▸ **EXERCISE DESCRIPTION**:
Check each line of the listing below for the string "jornada", and copy the ones that have it.

▸ **ITEMS**:
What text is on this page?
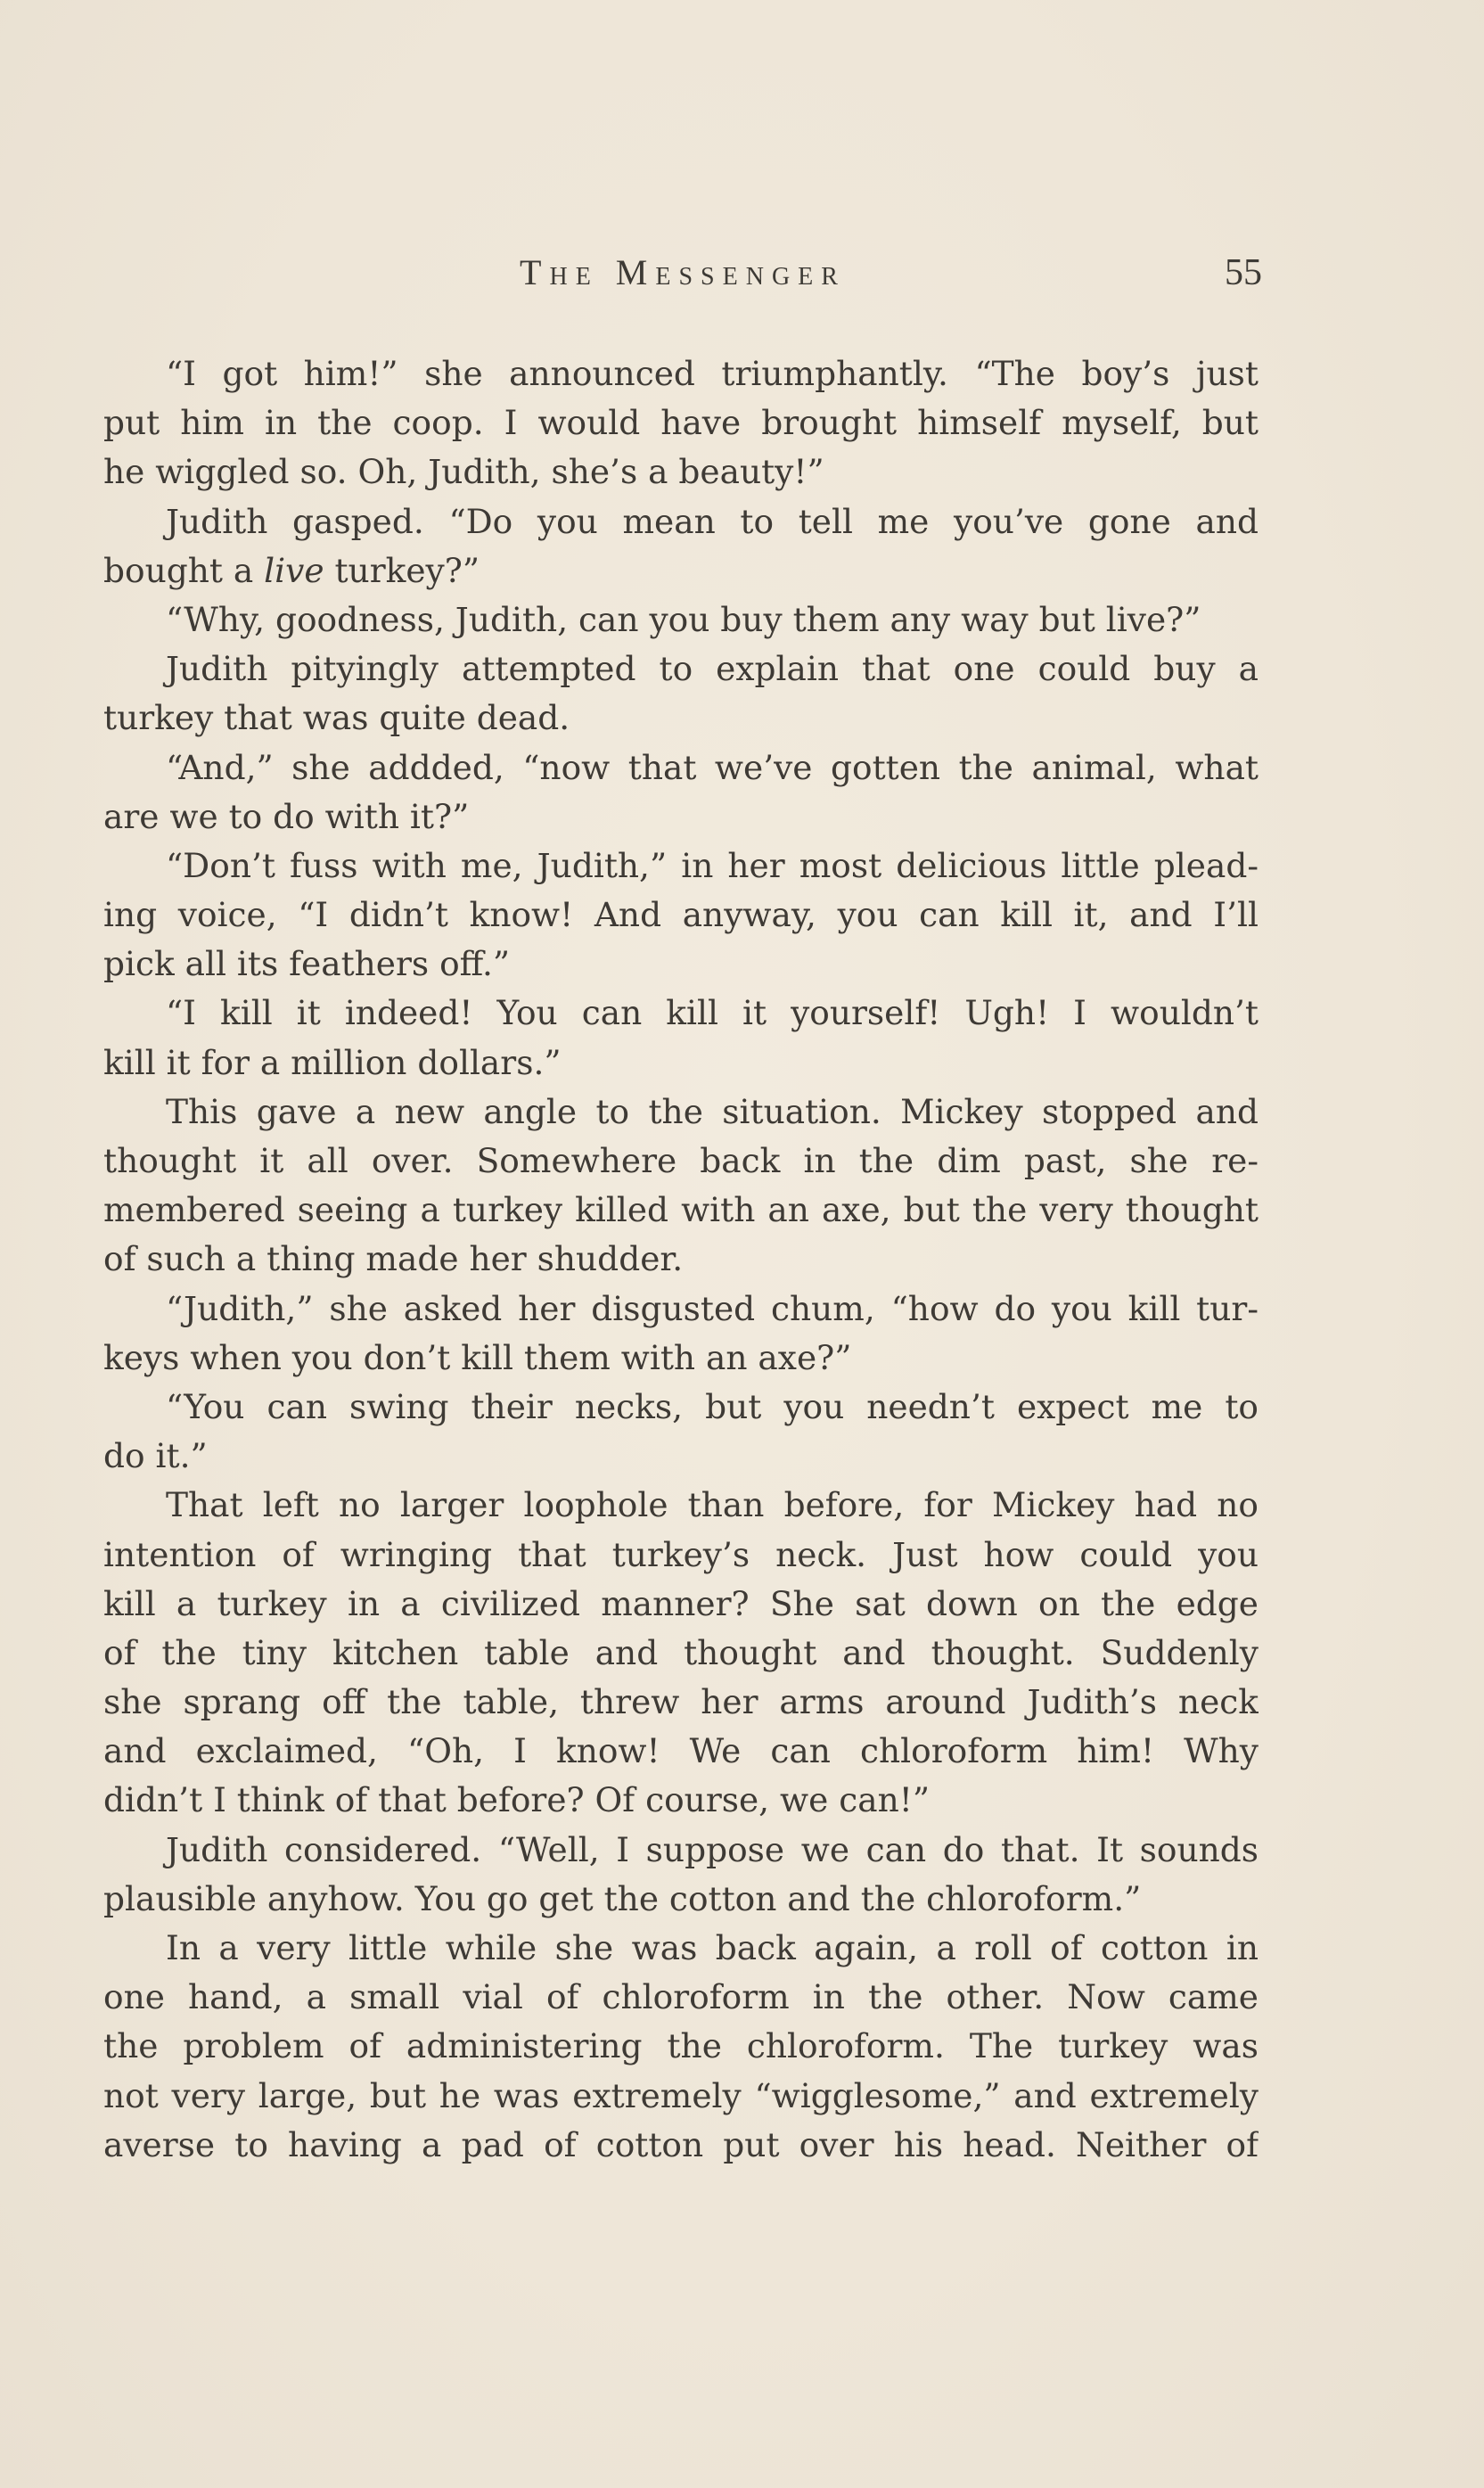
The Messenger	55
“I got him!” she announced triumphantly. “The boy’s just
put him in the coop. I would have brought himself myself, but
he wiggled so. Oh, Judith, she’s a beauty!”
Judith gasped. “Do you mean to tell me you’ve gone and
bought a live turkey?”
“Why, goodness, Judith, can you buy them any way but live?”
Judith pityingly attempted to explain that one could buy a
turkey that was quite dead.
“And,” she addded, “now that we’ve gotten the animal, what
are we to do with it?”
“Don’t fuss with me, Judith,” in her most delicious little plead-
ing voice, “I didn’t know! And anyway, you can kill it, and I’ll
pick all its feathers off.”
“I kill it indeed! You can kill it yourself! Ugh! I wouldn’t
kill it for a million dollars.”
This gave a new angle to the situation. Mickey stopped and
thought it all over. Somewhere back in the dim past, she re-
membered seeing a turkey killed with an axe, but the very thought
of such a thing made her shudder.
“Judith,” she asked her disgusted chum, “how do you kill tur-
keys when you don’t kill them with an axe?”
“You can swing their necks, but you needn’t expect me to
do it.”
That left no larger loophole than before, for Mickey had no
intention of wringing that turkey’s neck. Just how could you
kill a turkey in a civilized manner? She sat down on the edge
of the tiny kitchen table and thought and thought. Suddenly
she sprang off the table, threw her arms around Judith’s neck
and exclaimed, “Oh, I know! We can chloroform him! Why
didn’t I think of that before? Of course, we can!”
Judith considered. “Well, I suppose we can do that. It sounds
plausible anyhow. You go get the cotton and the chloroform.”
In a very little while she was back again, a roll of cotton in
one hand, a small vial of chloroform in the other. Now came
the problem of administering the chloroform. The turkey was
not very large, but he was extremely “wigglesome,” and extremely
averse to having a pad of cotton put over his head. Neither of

---

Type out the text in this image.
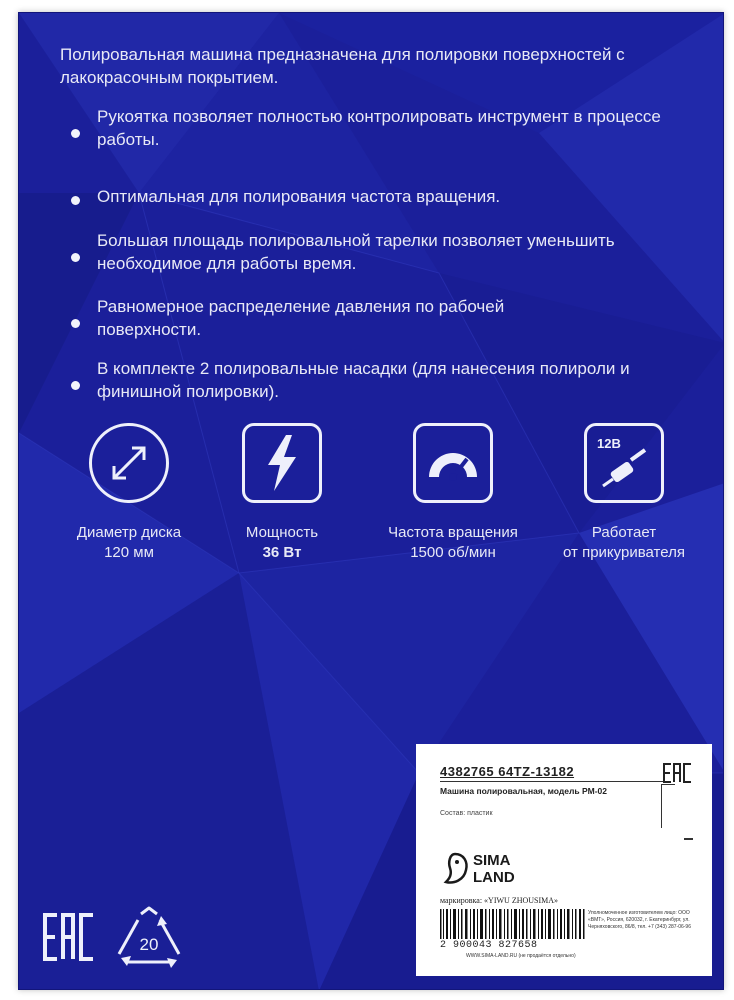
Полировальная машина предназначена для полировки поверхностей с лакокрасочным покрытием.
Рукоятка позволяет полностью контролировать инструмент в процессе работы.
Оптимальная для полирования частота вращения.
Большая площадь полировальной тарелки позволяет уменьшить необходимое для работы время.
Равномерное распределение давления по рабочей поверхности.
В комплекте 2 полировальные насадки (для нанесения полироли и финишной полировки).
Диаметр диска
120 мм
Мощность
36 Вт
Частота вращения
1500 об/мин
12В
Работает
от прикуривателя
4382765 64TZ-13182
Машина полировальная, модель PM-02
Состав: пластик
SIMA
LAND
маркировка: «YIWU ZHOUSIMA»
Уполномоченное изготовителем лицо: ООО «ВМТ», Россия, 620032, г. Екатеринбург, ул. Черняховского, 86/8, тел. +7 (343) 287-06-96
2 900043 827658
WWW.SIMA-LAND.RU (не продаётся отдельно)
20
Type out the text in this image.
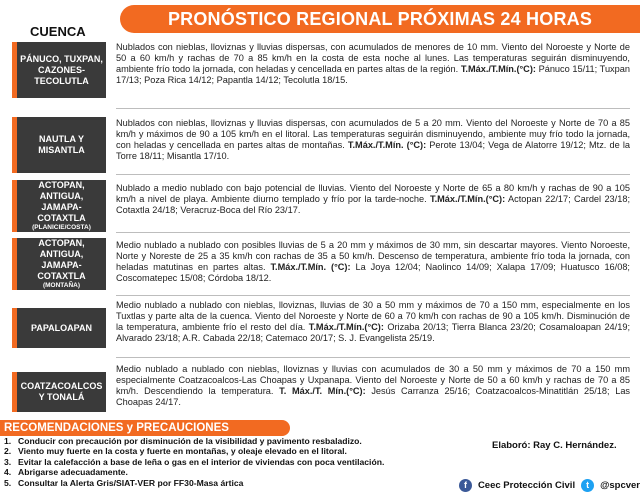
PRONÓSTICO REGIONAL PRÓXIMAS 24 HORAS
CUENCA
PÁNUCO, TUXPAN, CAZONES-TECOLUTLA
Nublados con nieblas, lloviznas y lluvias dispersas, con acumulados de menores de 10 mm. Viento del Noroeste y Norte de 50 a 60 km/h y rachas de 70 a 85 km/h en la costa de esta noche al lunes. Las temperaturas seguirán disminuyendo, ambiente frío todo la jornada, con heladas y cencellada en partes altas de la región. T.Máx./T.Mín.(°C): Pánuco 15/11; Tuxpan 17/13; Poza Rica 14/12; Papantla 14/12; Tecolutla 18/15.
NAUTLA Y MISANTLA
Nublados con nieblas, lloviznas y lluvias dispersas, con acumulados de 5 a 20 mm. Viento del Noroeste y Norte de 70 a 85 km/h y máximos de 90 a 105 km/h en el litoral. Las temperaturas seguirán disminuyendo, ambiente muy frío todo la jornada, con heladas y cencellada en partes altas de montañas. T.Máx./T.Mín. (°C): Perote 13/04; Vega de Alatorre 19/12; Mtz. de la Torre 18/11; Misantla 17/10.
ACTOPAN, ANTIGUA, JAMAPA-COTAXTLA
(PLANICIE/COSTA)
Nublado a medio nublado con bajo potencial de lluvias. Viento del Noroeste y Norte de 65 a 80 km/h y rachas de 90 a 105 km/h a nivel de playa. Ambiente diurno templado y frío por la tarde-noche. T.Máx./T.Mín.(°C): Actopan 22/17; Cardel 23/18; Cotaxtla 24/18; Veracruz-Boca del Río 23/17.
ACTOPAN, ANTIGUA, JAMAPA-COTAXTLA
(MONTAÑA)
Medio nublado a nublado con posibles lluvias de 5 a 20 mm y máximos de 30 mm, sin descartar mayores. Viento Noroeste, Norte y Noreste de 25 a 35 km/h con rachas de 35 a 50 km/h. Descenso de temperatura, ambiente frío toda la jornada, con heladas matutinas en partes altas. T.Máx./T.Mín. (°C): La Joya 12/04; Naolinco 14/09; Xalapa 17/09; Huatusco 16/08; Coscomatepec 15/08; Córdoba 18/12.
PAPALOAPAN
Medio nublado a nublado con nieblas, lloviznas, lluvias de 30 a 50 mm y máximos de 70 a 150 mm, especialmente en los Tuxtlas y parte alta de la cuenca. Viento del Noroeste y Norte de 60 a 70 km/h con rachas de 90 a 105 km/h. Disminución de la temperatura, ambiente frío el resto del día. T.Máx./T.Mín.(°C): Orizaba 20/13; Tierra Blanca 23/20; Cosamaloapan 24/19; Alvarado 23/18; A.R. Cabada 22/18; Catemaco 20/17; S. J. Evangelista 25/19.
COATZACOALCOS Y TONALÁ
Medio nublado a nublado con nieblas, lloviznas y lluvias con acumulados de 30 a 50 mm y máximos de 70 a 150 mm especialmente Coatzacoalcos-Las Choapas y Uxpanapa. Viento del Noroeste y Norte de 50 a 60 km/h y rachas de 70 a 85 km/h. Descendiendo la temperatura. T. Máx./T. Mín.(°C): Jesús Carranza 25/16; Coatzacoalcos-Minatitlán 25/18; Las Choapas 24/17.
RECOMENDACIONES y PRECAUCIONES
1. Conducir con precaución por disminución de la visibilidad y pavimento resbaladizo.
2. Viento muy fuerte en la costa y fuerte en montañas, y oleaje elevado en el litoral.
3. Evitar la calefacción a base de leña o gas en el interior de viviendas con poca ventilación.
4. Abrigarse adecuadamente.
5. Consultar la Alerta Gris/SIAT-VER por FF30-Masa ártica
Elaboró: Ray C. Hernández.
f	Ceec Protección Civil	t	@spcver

---

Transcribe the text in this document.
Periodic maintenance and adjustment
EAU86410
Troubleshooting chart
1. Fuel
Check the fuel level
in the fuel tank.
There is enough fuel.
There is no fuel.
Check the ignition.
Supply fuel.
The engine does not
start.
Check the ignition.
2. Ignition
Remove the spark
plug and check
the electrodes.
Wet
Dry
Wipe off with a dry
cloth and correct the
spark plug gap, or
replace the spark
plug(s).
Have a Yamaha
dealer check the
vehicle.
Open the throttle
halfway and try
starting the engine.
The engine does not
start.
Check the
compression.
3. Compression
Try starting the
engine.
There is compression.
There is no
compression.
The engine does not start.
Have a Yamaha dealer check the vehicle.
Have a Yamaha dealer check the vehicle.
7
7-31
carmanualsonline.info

▸ **ANSWER FOR THIS EXERCISE**:
Nublados con nieblas, lloviznas y lluvias dispersas, con acumulados de menores de 10 mm. Viento del Noroeste y Norte de 50 a 60 km/h y rachas de 70 a 85 km/h en la costa de esta noche al lunes. Las temperaturas seguirán disminuyendo, ambiente frío todo la jornada, con heladas y cencellada en partes altas de la región. T.Máx./T.Mín.(°C): Pánuco 15/11; Tuxpan 17/13; Poza Rica 14/12; Papantla 14/12; Tecolutla 18/15.
Nublados con nieblas, lloviznas y lluvias dispersas, con acumulados de 5 a 20 mm. Viento del Noroeste y Norte de 70 a 85 km/h y máximos de 90 a 105 km/h en el litoral. Las temperaturas seguirán disminuyendo, ambiente muy frío todo la jornada, con heladas y cencellada en partes altas de montañas. T.Máx./T.Mín. (°C): Perote 13/04; Vega de Alatorre 19/12; Mtz. de la Torre 18/11; Misantla 17/10.
Medio nublado a nublado con posibles lluvias de 5 a 20 mm y máximos de 30 mm, sin descartar mayores. Viento Noroeste, Norte y Noreste de 25 a 35 km/h con rachas de 35 a 50 km/h. Descenso de temperatura, ambiente frío toda la jornada, con heladas matutinas en partes altas. T.Máx./T.Mín. (°C): La Joya 12/04; Naolinco 14/09; Xalapa 17/09; Huatusco 16/08; Coscomatepec 15/08; Córdoba 18/12.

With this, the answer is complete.